Records shown:
◆ ◆ ◆ ◆ ◆
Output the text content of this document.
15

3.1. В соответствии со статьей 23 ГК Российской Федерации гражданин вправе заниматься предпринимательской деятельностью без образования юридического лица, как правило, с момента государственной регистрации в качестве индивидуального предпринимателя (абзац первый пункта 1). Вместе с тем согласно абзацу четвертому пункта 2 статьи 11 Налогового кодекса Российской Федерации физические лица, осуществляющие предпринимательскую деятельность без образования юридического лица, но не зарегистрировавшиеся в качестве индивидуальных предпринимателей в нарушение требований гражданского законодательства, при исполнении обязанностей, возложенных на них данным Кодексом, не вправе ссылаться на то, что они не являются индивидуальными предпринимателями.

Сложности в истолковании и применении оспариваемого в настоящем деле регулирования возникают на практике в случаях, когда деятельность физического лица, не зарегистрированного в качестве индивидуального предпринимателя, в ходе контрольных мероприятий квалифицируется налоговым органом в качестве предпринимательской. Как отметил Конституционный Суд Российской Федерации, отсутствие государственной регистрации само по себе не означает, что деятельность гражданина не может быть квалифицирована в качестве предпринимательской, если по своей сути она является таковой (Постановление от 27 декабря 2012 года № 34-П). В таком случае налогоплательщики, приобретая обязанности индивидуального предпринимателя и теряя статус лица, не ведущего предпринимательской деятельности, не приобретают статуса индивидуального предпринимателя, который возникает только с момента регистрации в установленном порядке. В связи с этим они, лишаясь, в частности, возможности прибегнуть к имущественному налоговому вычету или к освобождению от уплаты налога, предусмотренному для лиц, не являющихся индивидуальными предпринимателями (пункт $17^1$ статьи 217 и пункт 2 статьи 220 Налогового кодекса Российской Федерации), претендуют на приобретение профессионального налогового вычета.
◆ ◆ ◆ ◆ ◆
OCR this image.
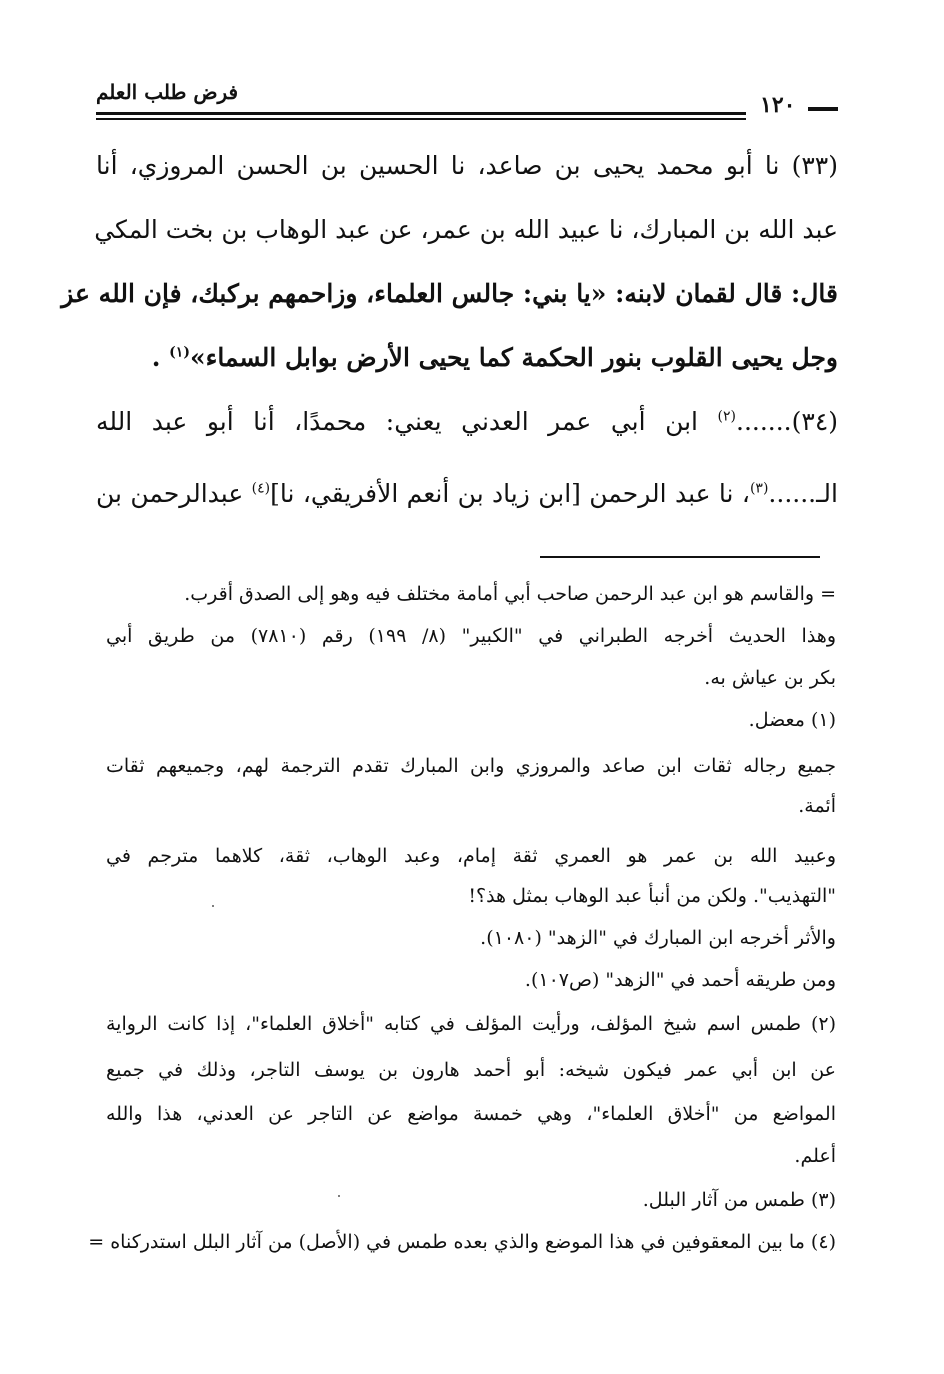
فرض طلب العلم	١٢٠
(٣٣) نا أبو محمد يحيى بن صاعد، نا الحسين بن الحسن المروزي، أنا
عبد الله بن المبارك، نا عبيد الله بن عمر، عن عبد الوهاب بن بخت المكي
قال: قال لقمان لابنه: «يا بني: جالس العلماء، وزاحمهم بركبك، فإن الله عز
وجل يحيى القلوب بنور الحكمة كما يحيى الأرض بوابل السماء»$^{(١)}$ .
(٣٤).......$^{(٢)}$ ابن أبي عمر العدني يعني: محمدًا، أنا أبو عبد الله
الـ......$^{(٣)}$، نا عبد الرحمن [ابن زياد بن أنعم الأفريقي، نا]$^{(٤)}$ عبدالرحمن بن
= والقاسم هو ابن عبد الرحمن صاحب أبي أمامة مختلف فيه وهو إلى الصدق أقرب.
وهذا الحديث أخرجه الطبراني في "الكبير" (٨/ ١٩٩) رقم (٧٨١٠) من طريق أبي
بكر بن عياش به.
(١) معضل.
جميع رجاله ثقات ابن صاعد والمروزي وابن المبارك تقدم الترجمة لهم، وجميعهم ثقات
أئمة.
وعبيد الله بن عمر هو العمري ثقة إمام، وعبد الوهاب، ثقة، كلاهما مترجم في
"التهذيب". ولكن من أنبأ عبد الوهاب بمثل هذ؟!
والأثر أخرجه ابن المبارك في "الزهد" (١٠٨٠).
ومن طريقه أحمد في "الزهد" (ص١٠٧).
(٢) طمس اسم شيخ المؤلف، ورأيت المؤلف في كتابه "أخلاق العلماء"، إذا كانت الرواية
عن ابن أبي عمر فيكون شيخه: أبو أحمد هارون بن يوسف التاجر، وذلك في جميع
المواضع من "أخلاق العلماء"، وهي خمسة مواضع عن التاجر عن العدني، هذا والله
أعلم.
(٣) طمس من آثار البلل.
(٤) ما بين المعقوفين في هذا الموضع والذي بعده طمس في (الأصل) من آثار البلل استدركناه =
◆ ◆ ◆ ◆ ◆
Do this:
Check every line of the entries above for the word "العدني" and report how many lines contain it, giving the number only.

Result:
2